Task instructions
Identify and reproduce every line holding the string "plain".

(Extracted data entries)
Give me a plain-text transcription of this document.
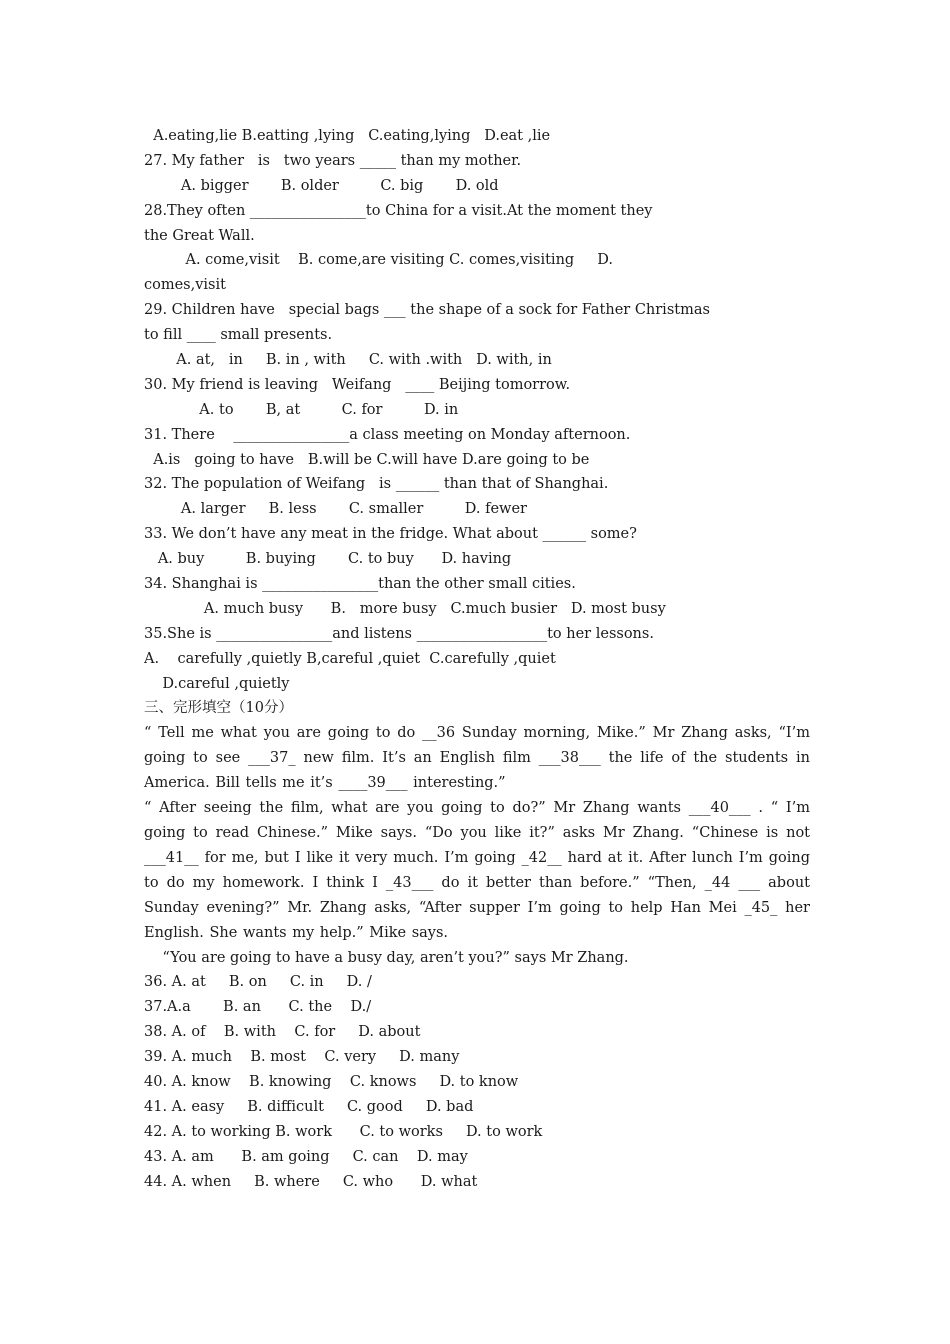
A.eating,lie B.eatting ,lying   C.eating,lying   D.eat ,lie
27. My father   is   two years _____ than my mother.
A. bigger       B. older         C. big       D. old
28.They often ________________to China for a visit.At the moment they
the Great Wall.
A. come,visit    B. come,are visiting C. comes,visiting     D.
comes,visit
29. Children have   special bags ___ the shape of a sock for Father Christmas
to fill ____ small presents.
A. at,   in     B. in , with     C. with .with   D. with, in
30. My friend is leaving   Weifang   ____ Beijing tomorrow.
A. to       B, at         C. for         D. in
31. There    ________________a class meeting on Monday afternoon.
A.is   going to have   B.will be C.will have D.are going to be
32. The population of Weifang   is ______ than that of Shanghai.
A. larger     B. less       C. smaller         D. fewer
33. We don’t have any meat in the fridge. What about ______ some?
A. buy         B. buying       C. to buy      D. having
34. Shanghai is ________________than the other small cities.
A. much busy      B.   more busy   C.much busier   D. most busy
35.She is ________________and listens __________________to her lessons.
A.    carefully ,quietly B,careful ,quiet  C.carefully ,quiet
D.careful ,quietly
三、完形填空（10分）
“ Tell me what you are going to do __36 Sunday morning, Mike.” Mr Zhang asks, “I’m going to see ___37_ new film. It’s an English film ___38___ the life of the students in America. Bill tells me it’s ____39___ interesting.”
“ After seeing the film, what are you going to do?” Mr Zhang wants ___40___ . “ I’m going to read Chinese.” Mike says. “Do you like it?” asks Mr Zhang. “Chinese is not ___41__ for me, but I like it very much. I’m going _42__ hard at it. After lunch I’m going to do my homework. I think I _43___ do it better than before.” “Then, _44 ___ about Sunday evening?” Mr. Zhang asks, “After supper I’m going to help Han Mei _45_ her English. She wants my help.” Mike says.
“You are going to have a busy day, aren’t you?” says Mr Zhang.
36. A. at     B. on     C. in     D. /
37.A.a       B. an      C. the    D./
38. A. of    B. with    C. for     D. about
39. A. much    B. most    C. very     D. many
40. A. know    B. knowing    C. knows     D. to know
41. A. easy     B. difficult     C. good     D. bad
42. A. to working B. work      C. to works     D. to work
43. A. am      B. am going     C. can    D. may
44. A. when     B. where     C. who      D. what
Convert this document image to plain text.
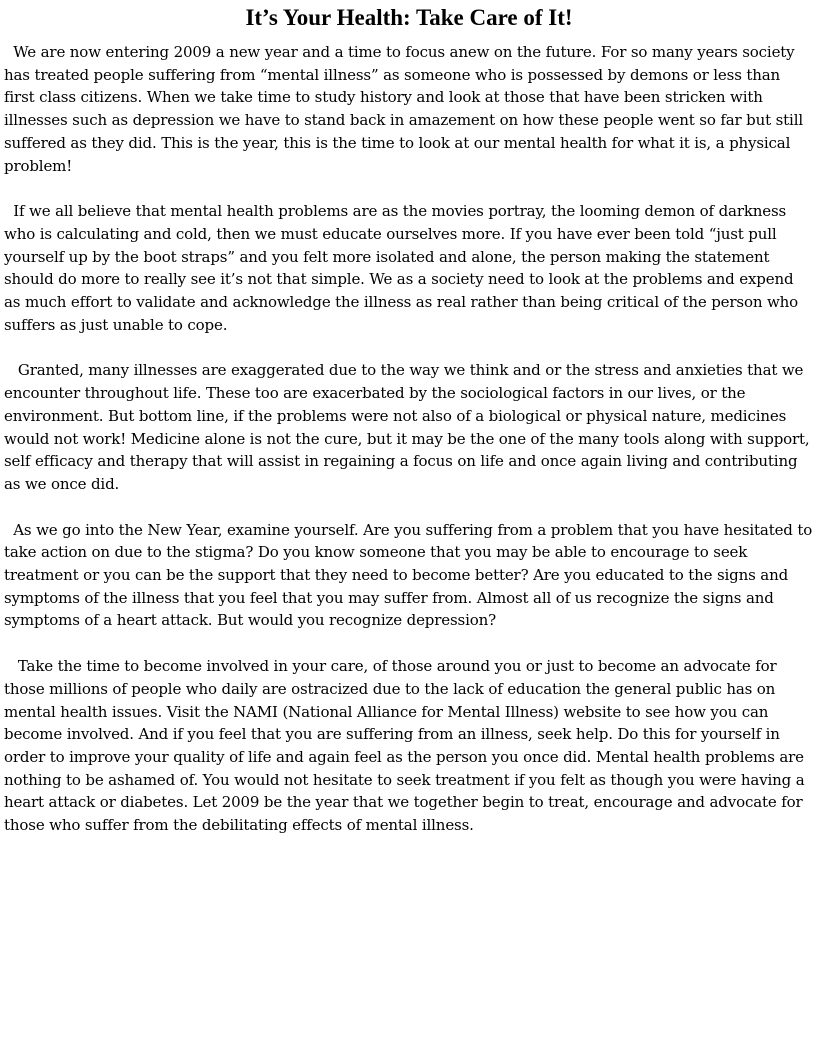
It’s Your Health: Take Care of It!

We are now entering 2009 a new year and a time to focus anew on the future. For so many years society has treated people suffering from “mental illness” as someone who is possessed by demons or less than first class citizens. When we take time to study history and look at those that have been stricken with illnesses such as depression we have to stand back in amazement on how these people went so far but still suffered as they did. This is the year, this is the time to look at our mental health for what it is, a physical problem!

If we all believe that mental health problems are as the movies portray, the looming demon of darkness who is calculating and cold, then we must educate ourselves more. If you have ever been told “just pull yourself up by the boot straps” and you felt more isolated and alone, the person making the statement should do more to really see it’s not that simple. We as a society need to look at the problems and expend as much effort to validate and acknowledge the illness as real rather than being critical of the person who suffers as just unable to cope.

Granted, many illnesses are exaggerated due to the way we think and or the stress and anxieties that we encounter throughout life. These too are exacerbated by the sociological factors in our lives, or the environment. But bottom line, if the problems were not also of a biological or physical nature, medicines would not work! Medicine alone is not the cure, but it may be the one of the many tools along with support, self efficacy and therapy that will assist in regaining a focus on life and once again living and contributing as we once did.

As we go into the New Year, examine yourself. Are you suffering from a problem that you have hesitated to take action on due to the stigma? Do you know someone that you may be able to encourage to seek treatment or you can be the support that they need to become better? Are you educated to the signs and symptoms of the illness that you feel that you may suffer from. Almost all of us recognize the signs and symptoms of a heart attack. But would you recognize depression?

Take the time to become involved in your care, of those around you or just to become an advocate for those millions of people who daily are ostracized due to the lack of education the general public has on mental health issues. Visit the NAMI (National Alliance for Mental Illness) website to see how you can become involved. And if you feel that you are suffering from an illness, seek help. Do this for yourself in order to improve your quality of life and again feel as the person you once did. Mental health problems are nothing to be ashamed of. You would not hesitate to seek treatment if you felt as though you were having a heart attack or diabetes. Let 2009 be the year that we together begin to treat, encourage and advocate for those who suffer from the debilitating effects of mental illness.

The reply
Give me a plain-text transcription of this document.
Convert this document image to plain text.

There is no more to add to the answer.